STATED TASK:
Look through the material and tally each line bearing the word "drink". Give only the total.

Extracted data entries
******
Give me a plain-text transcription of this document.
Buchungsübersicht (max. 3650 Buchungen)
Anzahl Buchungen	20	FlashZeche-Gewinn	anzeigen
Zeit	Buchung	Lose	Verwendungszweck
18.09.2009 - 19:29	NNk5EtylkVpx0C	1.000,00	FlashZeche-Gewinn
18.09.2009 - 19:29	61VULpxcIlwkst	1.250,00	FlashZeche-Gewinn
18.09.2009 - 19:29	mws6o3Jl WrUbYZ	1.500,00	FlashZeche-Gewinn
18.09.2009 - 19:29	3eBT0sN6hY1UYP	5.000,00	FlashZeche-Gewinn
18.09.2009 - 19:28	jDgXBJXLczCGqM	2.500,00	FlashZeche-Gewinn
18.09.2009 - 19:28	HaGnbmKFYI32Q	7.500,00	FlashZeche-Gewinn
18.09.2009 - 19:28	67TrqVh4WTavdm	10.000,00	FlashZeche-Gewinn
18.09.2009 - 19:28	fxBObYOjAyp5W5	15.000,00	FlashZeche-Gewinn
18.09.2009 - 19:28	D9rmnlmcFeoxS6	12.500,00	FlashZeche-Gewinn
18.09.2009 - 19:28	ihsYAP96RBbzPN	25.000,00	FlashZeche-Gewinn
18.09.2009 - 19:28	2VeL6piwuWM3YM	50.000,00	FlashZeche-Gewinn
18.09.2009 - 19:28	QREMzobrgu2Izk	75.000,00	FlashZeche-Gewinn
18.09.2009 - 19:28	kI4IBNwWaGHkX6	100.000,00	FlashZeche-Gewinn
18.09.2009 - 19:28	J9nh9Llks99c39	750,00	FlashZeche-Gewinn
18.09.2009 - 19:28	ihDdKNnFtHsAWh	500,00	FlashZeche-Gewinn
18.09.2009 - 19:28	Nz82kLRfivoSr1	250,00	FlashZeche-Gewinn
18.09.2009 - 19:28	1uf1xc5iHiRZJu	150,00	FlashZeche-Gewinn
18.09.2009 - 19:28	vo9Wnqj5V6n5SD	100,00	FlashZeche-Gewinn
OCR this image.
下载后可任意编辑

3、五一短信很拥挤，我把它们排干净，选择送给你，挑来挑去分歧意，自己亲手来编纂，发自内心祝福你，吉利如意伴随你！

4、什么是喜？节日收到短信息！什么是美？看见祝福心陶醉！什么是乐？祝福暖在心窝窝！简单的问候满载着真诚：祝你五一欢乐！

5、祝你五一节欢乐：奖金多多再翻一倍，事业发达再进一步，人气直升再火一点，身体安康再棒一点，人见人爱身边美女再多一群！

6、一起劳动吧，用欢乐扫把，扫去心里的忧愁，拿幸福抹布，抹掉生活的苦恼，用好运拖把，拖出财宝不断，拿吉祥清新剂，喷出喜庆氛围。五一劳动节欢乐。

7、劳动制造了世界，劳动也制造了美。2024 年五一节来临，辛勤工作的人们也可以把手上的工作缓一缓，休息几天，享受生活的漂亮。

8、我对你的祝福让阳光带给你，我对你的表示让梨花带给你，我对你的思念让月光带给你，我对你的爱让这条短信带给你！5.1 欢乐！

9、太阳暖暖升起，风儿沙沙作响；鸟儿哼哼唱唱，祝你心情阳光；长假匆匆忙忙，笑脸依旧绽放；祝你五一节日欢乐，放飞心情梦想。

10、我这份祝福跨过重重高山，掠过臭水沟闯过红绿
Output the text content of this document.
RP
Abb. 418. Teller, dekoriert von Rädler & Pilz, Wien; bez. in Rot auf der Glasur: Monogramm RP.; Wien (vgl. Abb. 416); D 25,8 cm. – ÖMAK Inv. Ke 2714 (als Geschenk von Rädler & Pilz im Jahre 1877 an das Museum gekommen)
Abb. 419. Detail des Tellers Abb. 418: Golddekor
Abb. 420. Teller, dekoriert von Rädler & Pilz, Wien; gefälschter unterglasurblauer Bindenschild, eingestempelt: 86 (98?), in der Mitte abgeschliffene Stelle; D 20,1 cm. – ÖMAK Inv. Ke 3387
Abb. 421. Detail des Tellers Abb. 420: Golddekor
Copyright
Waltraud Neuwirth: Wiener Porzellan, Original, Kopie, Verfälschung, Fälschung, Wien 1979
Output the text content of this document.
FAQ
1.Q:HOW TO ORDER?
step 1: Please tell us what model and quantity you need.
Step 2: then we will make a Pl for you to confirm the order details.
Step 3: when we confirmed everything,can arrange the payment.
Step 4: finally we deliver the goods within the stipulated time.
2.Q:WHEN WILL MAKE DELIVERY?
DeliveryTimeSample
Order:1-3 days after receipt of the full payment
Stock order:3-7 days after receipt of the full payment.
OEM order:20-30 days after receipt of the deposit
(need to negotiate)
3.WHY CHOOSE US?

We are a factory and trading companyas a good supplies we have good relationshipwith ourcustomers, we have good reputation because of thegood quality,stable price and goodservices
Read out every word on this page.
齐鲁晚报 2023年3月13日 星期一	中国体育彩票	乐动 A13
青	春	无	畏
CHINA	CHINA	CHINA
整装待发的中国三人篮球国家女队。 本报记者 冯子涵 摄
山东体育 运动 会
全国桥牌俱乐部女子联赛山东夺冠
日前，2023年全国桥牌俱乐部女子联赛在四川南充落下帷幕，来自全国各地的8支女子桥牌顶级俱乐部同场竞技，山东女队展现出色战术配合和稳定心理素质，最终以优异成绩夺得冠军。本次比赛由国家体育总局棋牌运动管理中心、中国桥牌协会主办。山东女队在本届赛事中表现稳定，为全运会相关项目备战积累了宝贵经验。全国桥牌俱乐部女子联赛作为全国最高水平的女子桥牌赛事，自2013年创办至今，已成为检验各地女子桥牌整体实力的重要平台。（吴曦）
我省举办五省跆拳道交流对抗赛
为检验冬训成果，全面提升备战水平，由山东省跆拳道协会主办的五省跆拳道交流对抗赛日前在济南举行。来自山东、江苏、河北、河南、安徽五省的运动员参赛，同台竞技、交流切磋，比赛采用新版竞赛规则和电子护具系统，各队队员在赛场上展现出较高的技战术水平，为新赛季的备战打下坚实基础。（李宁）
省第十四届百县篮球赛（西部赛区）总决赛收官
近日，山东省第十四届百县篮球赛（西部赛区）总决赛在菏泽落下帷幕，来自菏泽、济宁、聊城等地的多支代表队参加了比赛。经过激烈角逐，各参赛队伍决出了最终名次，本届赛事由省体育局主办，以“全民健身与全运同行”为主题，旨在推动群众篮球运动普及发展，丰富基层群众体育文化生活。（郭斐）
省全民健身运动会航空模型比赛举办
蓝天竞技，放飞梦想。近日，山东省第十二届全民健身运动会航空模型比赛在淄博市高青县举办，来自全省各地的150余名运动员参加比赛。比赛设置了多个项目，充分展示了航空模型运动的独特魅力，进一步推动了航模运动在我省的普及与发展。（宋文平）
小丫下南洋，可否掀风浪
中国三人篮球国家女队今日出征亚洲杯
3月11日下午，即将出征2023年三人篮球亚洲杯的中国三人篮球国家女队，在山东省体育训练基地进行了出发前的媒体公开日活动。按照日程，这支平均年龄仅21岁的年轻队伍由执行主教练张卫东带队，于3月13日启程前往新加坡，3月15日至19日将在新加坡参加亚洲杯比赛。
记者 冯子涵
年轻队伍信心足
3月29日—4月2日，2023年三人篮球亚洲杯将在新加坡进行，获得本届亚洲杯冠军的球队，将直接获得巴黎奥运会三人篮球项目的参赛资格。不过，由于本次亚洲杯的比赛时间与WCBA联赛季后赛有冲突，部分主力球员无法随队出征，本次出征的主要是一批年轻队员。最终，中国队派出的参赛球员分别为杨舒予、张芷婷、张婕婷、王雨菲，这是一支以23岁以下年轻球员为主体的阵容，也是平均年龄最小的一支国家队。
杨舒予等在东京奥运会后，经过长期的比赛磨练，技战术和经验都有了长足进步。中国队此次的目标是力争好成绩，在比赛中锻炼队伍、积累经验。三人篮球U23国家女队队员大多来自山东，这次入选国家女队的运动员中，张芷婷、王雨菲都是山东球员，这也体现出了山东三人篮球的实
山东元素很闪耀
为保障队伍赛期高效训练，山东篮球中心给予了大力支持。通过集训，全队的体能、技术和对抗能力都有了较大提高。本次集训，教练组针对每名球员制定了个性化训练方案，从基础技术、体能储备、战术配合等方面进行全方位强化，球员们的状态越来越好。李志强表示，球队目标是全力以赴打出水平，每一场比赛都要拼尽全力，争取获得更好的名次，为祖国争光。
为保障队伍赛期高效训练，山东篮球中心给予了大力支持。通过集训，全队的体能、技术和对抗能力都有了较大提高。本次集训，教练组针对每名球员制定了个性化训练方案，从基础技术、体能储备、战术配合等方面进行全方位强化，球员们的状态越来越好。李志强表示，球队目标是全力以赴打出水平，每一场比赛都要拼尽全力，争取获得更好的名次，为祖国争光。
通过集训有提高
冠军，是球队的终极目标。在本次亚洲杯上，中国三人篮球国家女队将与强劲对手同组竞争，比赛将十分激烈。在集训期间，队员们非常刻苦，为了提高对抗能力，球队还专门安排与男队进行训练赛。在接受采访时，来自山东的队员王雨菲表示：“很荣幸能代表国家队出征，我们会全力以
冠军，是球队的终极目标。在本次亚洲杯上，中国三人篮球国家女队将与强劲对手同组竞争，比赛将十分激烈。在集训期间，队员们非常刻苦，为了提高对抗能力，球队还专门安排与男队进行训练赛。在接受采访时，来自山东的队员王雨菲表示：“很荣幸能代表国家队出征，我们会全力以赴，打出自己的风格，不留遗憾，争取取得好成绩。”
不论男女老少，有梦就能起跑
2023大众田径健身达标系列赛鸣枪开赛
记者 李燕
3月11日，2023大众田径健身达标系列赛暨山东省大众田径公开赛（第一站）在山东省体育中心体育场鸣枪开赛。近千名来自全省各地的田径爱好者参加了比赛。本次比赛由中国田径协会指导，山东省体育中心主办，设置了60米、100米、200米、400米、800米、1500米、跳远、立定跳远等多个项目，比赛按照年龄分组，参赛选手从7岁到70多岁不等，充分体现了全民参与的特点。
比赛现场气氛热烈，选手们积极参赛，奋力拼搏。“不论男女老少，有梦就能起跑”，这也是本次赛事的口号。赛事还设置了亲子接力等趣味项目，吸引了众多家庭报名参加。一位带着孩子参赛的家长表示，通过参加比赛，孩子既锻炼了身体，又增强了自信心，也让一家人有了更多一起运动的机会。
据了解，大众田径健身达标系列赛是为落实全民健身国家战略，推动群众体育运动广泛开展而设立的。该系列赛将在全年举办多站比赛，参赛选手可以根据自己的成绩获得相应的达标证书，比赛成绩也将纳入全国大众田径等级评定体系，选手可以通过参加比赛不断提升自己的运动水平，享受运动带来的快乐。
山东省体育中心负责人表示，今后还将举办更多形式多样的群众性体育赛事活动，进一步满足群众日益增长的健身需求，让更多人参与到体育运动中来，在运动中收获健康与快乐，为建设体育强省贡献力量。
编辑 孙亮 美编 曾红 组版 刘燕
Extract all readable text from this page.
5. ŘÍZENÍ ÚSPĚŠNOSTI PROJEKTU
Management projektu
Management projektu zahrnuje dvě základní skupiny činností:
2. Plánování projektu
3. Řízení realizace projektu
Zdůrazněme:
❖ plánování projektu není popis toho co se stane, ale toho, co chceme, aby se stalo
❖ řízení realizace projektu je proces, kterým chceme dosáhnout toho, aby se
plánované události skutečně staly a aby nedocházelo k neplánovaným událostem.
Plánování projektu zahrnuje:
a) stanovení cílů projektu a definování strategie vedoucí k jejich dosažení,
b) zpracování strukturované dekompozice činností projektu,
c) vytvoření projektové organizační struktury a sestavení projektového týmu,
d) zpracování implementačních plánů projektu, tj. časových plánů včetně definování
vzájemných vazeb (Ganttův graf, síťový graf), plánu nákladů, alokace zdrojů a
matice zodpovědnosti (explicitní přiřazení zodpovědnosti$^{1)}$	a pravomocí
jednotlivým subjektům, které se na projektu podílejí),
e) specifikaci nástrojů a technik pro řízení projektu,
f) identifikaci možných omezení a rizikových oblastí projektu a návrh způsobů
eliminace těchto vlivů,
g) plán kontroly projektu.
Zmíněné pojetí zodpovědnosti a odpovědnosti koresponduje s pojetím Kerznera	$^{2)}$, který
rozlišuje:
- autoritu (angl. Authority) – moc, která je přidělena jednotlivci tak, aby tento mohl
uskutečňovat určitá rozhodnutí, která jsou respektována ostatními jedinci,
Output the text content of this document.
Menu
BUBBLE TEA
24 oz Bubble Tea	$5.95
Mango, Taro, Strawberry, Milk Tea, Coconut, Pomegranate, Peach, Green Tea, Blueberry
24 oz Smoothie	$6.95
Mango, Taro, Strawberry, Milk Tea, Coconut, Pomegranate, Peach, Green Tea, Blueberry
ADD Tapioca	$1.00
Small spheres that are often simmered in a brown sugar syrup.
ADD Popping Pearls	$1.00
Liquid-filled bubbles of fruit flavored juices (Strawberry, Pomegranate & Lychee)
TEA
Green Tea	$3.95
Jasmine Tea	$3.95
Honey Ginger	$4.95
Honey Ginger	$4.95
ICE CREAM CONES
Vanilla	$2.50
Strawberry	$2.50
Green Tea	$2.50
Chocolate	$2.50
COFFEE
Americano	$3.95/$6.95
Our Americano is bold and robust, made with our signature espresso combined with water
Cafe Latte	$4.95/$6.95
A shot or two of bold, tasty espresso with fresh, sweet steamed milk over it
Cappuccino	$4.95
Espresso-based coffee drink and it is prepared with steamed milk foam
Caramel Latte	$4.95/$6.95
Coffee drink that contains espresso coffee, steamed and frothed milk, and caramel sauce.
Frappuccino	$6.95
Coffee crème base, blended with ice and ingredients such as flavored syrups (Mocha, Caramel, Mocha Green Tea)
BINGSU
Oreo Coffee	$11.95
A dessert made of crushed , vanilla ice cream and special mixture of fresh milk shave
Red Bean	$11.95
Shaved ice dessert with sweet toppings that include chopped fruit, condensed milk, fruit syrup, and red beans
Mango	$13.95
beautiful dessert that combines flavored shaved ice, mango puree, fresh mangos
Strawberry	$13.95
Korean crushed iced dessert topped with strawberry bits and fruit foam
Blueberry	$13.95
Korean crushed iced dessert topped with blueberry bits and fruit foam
******
WRITTEN ANSWER:
2